## [WORK TO BE COMPLETED]
Scan the data beneath this task and copy each line that includes "text".

## [DATA PROVIDED]
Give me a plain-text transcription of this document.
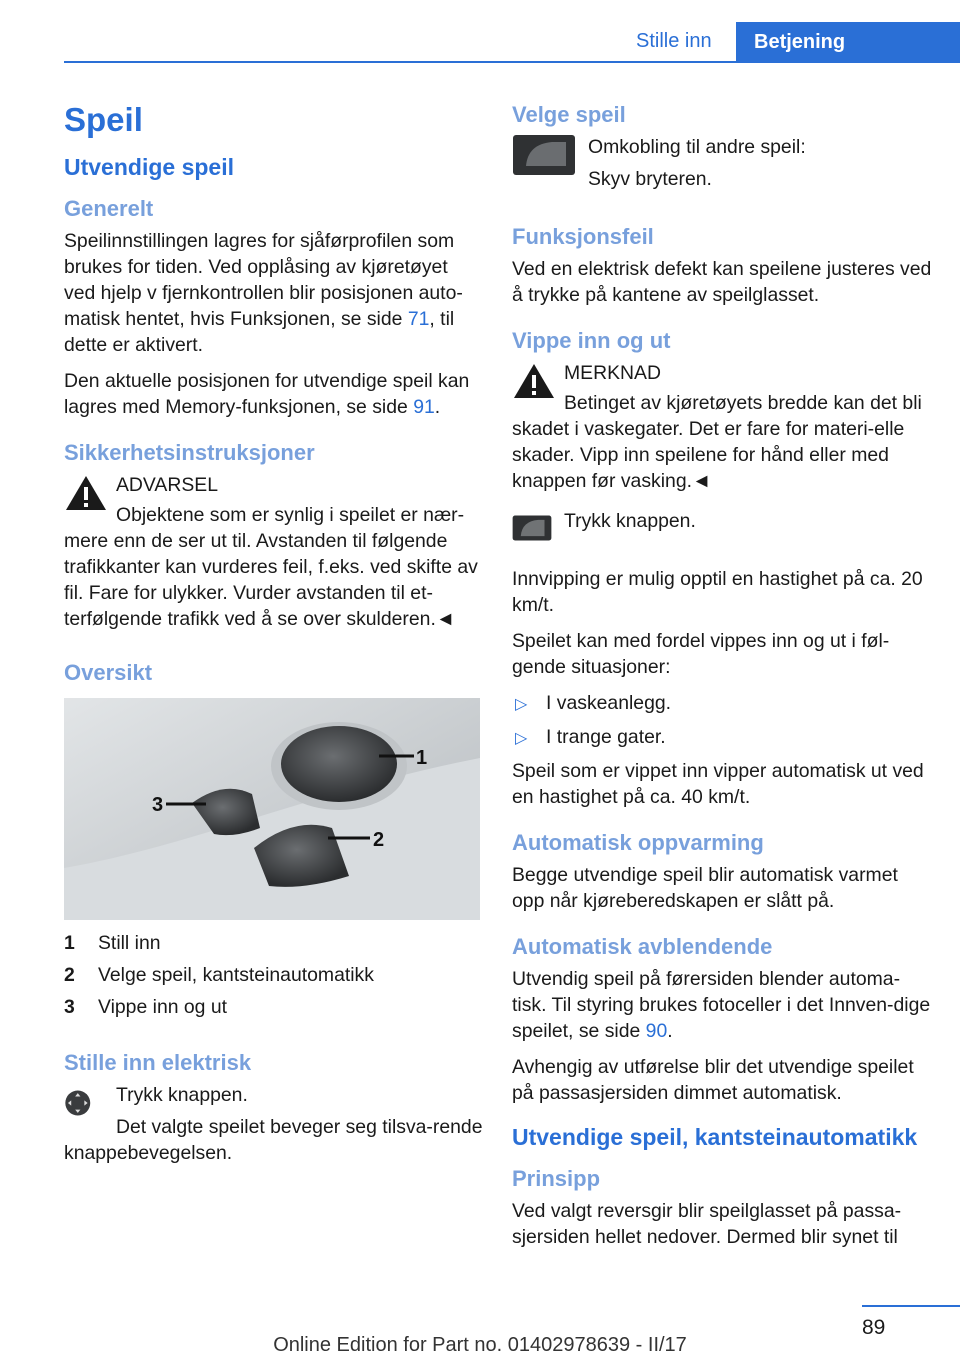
Stille inn	Betjening
Speil
Utvendige speil
Generelt

Speilinnstillingen lagres for sjåførprofilen som brukes for tiden. Ved opplåsing av kjøretøyet ved hjelp v fjernkontrollen blir posisjonen auto-matisk hentet, hvis Funksjonen, se side 71, til dette er aktivert.

Den aktuelle posisjonen for utvendige speil kan lagres med Memory-funksjonen, se side 91.

Sikkerhetsinstruksjoner

ADVARSEL

Objektene som er synlig i speilet er nær-mere enn de ser ut til. Avstanden til følgende trafikkanter kan vurderes feil, f.eks. ved skifte av fil. Fare for ulykker. Vurder avstanden til et-terfølgende trafikk ved å se over skulderen.◄

Oversikt
1
2
3
1 Still inn
2 Velge speil, kantsteinautomatikk
3 Vippe inn og ut
Stille inn elektrisk

Trykk knappen.

Det valgte speilet beveger seg tilsva-rende knappebevegelsen.

Velge speil

Omkobling til andre speil:

Skyv bryteren.

Funksjonsfeil

Ved en elektrisk defekt kan speilene justeres ved å trykke på kantene av speilglasset.

Vippe inn og ut

MERKNAD

Betinget av kjøretøyets bredde kan det bli skadet i vaskegater. Det er fare for materi-elle skader. Vipp inn speilene for hånd eller med knappen før vasking.◄

Trykk knappen.

Innvipping er mulig opptil en hastighet på ca. 20 km/t.

Speilet kan med fordel vippes inn og ut i føl-gende situasjoner:

▷ I vaskeanlegg.
▷ I trange gater.

Speil som er vippet inn vipper automatisk ut ved en hastighet på ca. 40 km/t.

Automatisk oppvarming

Begge utvendige speil blir automatisk varmet opp når kjøreberedskapen er slått på.

Automatisk avblendende

Utvendig speil på førersiden blender automa-tisk. Til styring brukes fotoceller i det Innven-dige speilet, se side 90.

Avhengig av utførelse blir det utvendige speilet på passasjersiden dimmet automatisk.

Utvendige speil, kantsteinautomatikk
Prinsipp

Ved valgt reversgir blir speilglasset på passa-sjersiden hellet nedover. Dermed blir synet til

89
Online Edition for Part no. 01402978639 - II/17
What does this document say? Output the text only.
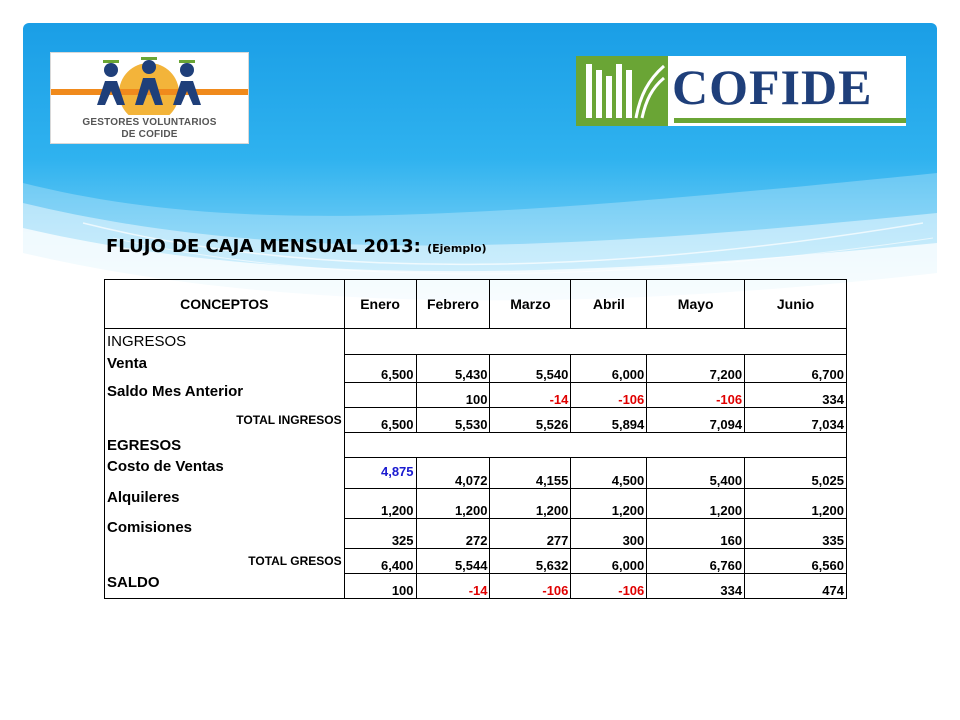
GESTORES VOLUNTARIOS
DE COFIDE
COFIDE
FLUJO DE CAJA MENSUAL 2013: (Ejemplo)
CONCEPTOS	Enero	Febrero	Marzo	Abril	Mayo	Junio
INGRESOS						
Venta	6,500	5,430	5,540	6,000	7,200	6,700
Saldo Mes Anterior		100	-14	-106	-106	334
TOTAL INGRESOS	6,500	5,530	5,526	5,894	7,094	7,034
EGRESOS						
Costo de Ventas	4,875	4,072	4,155	4,500	5,400	5,025
Alquileres	1,200	1,200	1,200	1,200	1,200	1,200
Comisiones	325	272	277	300	160	335
TOTAL GRESOS	6,400	5,544	5,632	6,000	6,760	6,560
SALDO	100	-14	-106	-106	334	474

## [COMPLETED EXERCISE]
Give me a plain-text transcription of this document.
What does this document say? Output the text only.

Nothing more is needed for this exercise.